▸ **Task directions**
In the copy, keep every record exact and leave out all images.

▸ **Exercise materials**
┌──
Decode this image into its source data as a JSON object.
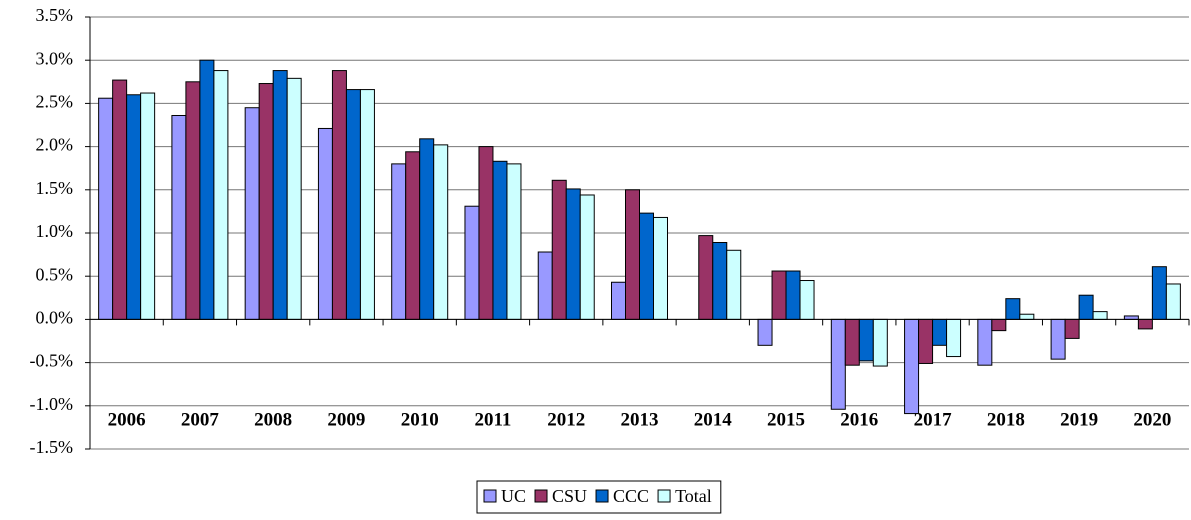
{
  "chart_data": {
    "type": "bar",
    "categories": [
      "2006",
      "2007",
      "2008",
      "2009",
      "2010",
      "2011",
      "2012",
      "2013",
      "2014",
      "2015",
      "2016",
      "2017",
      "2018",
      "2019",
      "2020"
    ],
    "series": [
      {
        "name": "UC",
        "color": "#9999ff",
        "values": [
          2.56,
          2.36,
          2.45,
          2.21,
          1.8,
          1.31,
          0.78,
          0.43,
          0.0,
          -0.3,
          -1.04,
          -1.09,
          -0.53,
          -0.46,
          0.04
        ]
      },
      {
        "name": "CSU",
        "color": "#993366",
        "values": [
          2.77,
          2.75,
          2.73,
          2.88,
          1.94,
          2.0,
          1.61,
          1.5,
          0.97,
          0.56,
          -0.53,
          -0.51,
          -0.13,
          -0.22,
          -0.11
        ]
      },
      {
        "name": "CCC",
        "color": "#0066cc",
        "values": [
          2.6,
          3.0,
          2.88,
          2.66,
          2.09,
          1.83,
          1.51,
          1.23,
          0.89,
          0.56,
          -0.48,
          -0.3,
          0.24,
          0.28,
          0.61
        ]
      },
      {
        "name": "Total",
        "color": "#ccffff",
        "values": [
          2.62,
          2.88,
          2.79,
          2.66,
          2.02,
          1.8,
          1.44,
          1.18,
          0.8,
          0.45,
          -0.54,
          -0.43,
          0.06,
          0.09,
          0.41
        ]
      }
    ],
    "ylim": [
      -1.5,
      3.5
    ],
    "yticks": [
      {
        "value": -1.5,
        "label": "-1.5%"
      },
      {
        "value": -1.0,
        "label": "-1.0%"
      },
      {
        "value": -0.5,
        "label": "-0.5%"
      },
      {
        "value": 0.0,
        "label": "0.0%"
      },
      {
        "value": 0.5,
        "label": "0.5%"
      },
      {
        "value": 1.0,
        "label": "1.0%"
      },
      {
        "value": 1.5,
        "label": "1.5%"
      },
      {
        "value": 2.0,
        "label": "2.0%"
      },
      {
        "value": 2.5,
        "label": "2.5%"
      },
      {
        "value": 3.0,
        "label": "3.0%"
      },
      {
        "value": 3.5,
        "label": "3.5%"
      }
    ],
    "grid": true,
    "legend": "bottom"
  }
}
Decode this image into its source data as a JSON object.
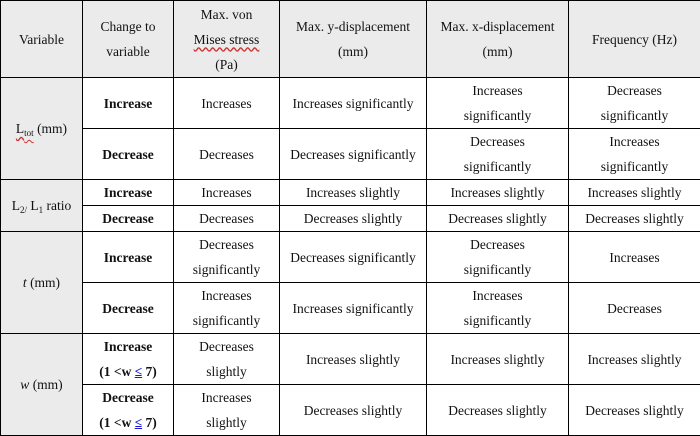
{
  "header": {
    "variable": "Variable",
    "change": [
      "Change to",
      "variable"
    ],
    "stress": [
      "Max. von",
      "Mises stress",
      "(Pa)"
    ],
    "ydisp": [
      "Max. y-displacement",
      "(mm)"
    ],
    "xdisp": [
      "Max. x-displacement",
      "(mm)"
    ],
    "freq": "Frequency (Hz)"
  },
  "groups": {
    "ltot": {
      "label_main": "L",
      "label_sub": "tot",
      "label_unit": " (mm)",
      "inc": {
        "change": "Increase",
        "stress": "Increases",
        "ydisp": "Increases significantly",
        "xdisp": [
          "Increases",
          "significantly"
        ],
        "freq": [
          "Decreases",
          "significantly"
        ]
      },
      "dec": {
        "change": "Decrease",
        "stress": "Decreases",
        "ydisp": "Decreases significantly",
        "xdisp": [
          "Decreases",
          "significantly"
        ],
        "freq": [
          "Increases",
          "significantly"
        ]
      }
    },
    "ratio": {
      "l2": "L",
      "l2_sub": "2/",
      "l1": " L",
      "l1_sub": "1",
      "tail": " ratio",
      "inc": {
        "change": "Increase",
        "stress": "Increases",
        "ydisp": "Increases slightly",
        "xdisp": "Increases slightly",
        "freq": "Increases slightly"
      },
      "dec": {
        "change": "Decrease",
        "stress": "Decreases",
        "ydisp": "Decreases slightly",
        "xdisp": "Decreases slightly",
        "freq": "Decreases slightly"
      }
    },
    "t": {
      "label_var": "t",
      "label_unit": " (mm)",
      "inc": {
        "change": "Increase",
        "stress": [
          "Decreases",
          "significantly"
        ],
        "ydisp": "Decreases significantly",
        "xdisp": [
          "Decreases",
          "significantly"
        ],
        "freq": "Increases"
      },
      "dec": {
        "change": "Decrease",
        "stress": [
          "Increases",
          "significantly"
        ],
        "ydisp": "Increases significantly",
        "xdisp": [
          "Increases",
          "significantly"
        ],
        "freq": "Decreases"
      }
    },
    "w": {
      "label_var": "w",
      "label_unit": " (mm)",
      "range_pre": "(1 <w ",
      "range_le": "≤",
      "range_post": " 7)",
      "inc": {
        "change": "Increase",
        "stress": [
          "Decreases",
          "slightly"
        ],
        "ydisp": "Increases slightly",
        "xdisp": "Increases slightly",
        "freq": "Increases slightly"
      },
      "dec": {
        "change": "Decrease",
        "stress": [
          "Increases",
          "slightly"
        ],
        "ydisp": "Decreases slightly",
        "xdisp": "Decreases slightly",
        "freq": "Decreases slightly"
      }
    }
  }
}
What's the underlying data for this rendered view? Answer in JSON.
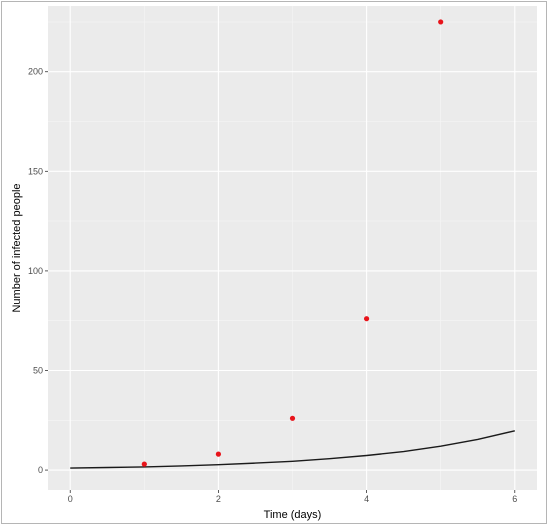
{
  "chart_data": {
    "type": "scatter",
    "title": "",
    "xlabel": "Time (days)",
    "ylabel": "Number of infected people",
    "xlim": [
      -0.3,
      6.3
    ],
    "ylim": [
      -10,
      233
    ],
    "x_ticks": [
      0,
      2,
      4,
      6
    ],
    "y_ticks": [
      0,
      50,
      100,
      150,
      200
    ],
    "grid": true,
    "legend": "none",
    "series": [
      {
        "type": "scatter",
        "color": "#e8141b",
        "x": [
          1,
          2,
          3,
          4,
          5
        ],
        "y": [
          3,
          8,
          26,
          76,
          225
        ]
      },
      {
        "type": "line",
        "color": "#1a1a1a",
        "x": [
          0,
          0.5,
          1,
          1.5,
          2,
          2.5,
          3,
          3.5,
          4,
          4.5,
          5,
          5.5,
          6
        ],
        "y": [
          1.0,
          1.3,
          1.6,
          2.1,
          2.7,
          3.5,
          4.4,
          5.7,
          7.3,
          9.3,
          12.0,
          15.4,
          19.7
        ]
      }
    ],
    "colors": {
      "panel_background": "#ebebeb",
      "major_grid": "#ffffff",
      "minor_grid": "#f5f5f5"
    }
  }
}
└──
▸ **Worked answer**
Decode this image into its source data as a JSON object.
{
  "chart_data": {
    "type": "bar",
    "categories": [
      "2006",
      "2007",
      "2008",
      "2009",
      "2010",
      "2011",
      "2012",
      "2013",
      "2014",
      "2015",
      "2016",
      "2017",
      "2018",
      "2019",
      "2020"
    ],
    "series": [
      {
        "name": "UC",
        "color": "#9999ff",
        "values": [
          2.56,
          2.36,
          2.45,
          2.21,
          1.8,
          1.31,
          0.78,
          0.43,
          0.0,
          -0.3,
          -1.04,
          -1.09,
          -0.53,
          -0.46,
          0.04
        ]
      },
      {
        "name": "CSU",
        "color": "#993366",
        "values": [
          2.77,
          2.75,
          2.73,
          2.88,
          1.94,
          2.0,
          1.61,
          1.5,
          0.97,
          0.56,
          -0.53,
          -0.51,
          -0.13,
          -0.22,
          -0.11
        ]
      },
      {
        "name": "CCC",
        "color": "#0066cc",
        "values": [
          2.6,
          3.0,
          2.88,
          2.66,
          2.09,
          1.83,
          1.51,
          1.23,
          0.89,
          0.56,
          -0.48,
          -0.3,
          0.24,
          0.28,
          0.61
        ]
      },
      {
        "name": "Total",
        "color": "#ccffff",
        "values": [
          2.62,
          2.88,
          2.79,
          2.66,
          2.02,
          1.8,
          1.44,
          1.18,
          0.8,
          0.45,
          -0.54,
          -0.43,
          0.06,
          0.09,
          0.41
        ]
      }
    ],
    "ylim": [
      -1.5,
      3.5
    ],
    "yticks": [
      {
        "value": -1.5,
        "label": "-1.5%"
      },
      {
        "value": -1.0,
        "label": "-1.0%"
      },
      {
        "value": -0.5,
        "label": "-0.5%"
      },
      {
        "value": 0.0,
        "label": "0.0%"
      },
      {
        "value": 0.5,
        "label": "0.5%"
      },
      {
        "value": 1.0,
        "label": "1.0%"
      },
      {
        "value": 1.5,
        "label": "1.5%"
      },
      {
        "value": 2.0,
        "label": "2.0%"
      },
      {
        "value": 2.5,
        "label": "2.5%"
      },
      {
        "value": 3.0,
        "label": "3.0%"
      },
      {
        "value": 3.5,
        "label": "3.5%"
      }
    ],
    "grid": true,
    "legend": "bottom"
  }
}
Decode this image into its source data as a JSON object.
{
  "header": {
    "variable": "Variable",
    "change": [
      "Change to",
      "variable"
    ],
    "stress": [
      "Max. von",
      "Mises stress",
      "(Pa)"
    ],
    "ydisp": [
      "Max. y-displacement",
      "(mm)"
    ],
    "xdisp": [
      "Max. x-displacement",
      "(mm)"
    ],
    "freq": "Frequency (Hz)"
  },
  "groups": {
    "ltot": {
      "label_main": "L",
      "label_sub": "tot",
      "label_unit": " (mm)",
      "inc": {
        "change": "Increase",
        "stress": "Increases",
        "ydisp": "Increases significantly",
        "xdisp": [
          "Increases",
          "significantly"
        ],
        "freq": [
          "Decreases",
          "significantly"
        ]
      },
      "dec": {
        "change": "Decrease",
        "stress": "Decreases",
        "ydisp": "Decreases significantly",
        "xdisp": [
          "Decreases",
          "significantly"
        ],
        "freq": [
          "Increases",
          "significantly"
        ]
      }
    },
    "ratio": {
      "l2": "L",
      "l2_sub": "2/",
      "l1": " L",
      "l1_sub": "1",
      "tail": " ratio",
      "inc": {
        "change": "Increase",
        "stress": "Increases",
        "ydisp": "Increases slightly",
        "xdisp": "Increases slightly",
        "freq": "Increases slightly"
      },
      "dec": {
        "change": "Decrease",
        "stress": "Decreases",
        "ydisp": "Decreases slightly",
        "xdisp": "Decreases slightly",
        "freq": "Decreases slightly"
      }
    },
    "t": {
      "label_var": "t",
      "label_unit": " (mm)",
      "inc": {
        "change": "Increase",
        "stress": [
          "Decreases",
          "significantly"
        ],
        "ydisp": "Decreases significantly",
        "xdisp": [
          "Decreases",
          "significantly"
        ],
        "freq": "Increases"
      },
      "dec": {
        "change": "Decrease",
        "stress": [
          "Increases",
          "significantly"
        ],
        "ydisp": "Increases significantly",
        "xdisp": [
          "Increases",
          "significantly"
        ],
        "freq": "Decreases"
      }
    },
    "w": {
      "label_var": "w",
      "label_unit": " (mm)",
      "range_pre": "(1 <w ",
      "range_le": "≤",
      "range_post": " 7)",
      "inc": {
        "change": "Increase",
        "stress": [
          "Decreases",
          "slightly"
        ],
        "ydisp": "Increases slightly",
        "xdisp": "Increases slightly",
        "freq": "Increases slightly"
      },
      "dec": {
        "change": "Decrease",
        "stress": [
          "Increases",
          "slightly"
        ],
        "ydisp": "Decreases slightly",
        "xdisp": "Decreases slightly",
        "freq": "Decreases slightly"
      }
    }
  }
}
What's the underlying data for this rendered view? Answer in JSON.
{
  "chart_data": {
    "type": "scatter",
    "title": "",
    "xlabel": "Time (days)",
    "ylabel": "Number of infected people",
    "xlim": [
      -0.3,
      6.3
    ],
    "ylim": [
      -10,
      233
    ],
    "x_ticks": [
      0,
      2,
      4,
      6
    ],
    "y_ticks": [
      0,
      50,
      100,
      150,
      200
    ],
    "grid": true,
    "legend": "none",
    "series": [
      {
        "type": "scatter",
        "color": "#e8141b",
        "x": [
          1,
          2,
          3,
          4,
          5
        ],
        "y": [
          3,
          8,
          26,
          76,
          225
        ]
      },
      {
        "type": "line",
        "color": "#1a1a1a",
        "x": [
          0,
          0.5,
          1,
          1.5,
          2,
          2.5,
          3,
          3.5,
          4,
          4.5,
          5,
          5.5,
          6
        ],
        "y": [
          1.0,
          1.3,
          1.6,
          2.1,
          2.7,
          3.5,
          4.4,
          5.7,
          7.3,
          9.3,
          12.0,
          15.4,
          19.7
        ]
      }
    ],
    "colors": {
      "panel_background": "#ebebeb",
      "major_grid": "#ffffff",
      "minor_grid": "#f5f5f5"
    }
  }
}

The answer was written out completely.